**Exercise prompt**
Where the string "direction" occurs in the material below, report the whole line.
# # #
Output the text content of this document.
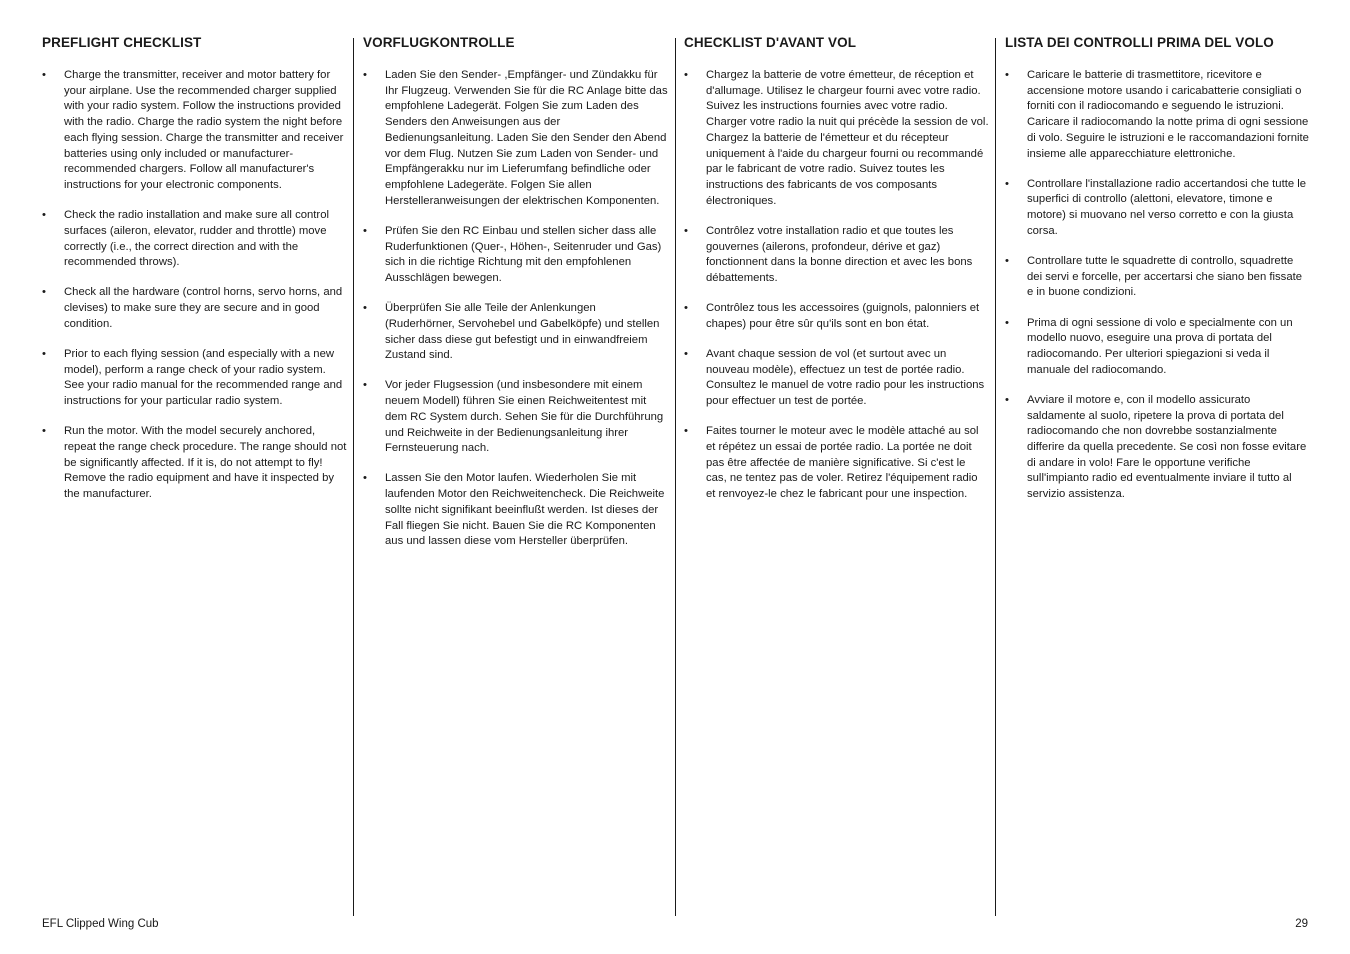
PREFLIGHT CHECKLIST
• Charge the transmitter, receiver and motor battery for your airplane. Use the recommended charger supplied with your radio system. Follow the instructions provided with the radio. Charge the radio system the night before each flying session. Charge the transmitter and receiver batteries using only included or manufacturer-recommended chargers. Follow all manufacturer's instructions for your electronic components.
• Check the radio installation and make sure all control surfaces (aileron, elevator, rudder and throttle) move correctly (i.e., the correct direction and with the recommended throws).
• Check all the hardware (control horns, servo horns, and clevises) to make sure they are secure and in good condition.
• Prior to each flying session (and especially with a new model), perform a range check of your radio system. See your radio manual for the recommended range and instructions for your particular radio system.
• Run the motor. With the model securely anchored, repeat the range check procedure. The range should not be significantly affected. If it is, do not attempt to fly! Remove the radio equipment and have it inspected by the manufacturer.
VORFLUGKONTROLLE
• Laden Sie den Sender- ,Empfänger- und Zündakku für Ihr Flugzeug. Verwenden Sie für die RC Anlage bitte das empfohlene Ladegerät. Folgen Sie zum Laden des Senders den Anweisungen aus der Bedienungsanleitung. Laden Sie den Sender den Abend vor dem Flug. Nutzen Sie zum Laden von Sender- und Empfängerakku nur im Lieferumfang befindliche oder empfohlene Ladegeräte. Folgen Sie allen Herstelleranweisungen der elektrischen Komponenten.
• Prüfen Sie den RC Einbau und stellen sicher dass alle Ruderfunktionen (Quer-, Höhen-, Seitenruder und Gas) sich in die richtige Richtung mit den empfohlenen Ausschlägen bewegen.
• Überprüfen Sie alle Teile der Anlenkungen (Ruderhörner, Servohebel und Gabelköpfe) und stellen sicher dass diese gut befestigt und in einwandfreiem Zustand sind.
• Vor jeder Flugsession (und insbesondere mit einem neuem Modell) führen Sie einen Reichweitentest mit dem RC System durch. Sehen Sie für die Durchführung und Reichweite in der Bedienungsanleitung ihrer Fernsteuerung nach.
• Lassen Sie den Motor laufen. Wiederholen Sie mit laufenden Motor den Reichweitencheck. Die Reichweite sollte nicht signifikant beeinflußt werden. Ist dieses der Fall fliegen Sie nicht. Bauen Sie die RC Komponenten aus und lassen diese vom Hersteller überprüfen.
CHECKLIST D'AVANT VOL
• Chargez la batterie de votre émetteur, de réception et d'allumage. Utilisez le chargeur fourni avec votre radio. Suivez les instructions fournies avec votre radio. Charger votre radio la nuit qui précède la session de vol. Chargez la batterie de l'émetteur et du récepteur uniquement à l'aide du chargeur fourni ou recommandé par le fabricant de votre radio. Suivez toutes les instructions des fabricants de vos composants électroniques.
• Contrôlez votre installation radio et que toutes les gouvernes (ailerons, profondeur, dérive et gaz) fonctionnent dans la bonne direction et avec les bons débattements.
• Contrôlez tous les accessoires (guignols, palonniers et chapes) pour être sûr qu'ils sont en bon état.
• Avant chaque session de vol (et surtout avec un nouveau modèle), effectuez un test de portée radio. Consultez le manuel de votre radio pour les instructions pour effectuer un test de portée.
• Faites tourner le moteur avec le modèle attaché au sol et répétez un essai de portée radio. La portée ne doit pas être affectée de manière significative. Si c'est le cas, ne tentez pas de voler. Retirez l'équipement radio et renvoyez-le chez le fabricant pour une inspection.
LISTA DEI CONTROLLI PRIMA DEL VOLO
• Caricare le batterie di trasmettitore, ricevitore e accensione motore usando i caricabatterie consigliati o forniti con il radiocomando e seguendo le istruzioni. Caricare il radiocomando la notte prima di ogni sessione di volo. Seguire le istruzioni e le raccomandazioni fornite insieme alle apparecchiature elettroniche.
• Controllare l'installazione radio accertandosi che tutte le superfici di controllo (alettoni, elevatore, timone e motore) si muovano nel verso corretto e con la giusta corsa.
• Controllare tutte le squadrette di controllo, squadrette dei servi e forcelle, per accertarsi che siano ben fissate e in buone condizioni.
• Prima di ogni sessione di volo e specialmente con un modello nuovo, eseguire una prova di portata del radiocomando. Per ulteriori spiegazioni si veda il manuale del radiocomando.
• Avviare il motore e, con il modello assicurato saldamente al suolo, ripetere la prova di portata del radiocomando che non dovrebbe sostanzialmente differire da quella precedente. Se così non fosse evitare di andare in volo! Fare le opportune verifiche sull'impianto radio ed eventualmente inviare il tutto al servizio assistenza.
EFL Clipped Wing Cub	29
# # #
**Response below**
• Check the radio installation and make sure all control surfaces (aileron, elevator, rudder and throttle) move correctly (i.e., the correct direction and with the recommended throws).
• Contrôlez votre installation radio et que toutes les gouvernes (ailerons, profondeur, dérive et gaz) fonctionnent dans la bonne direction et avec les bons débattements.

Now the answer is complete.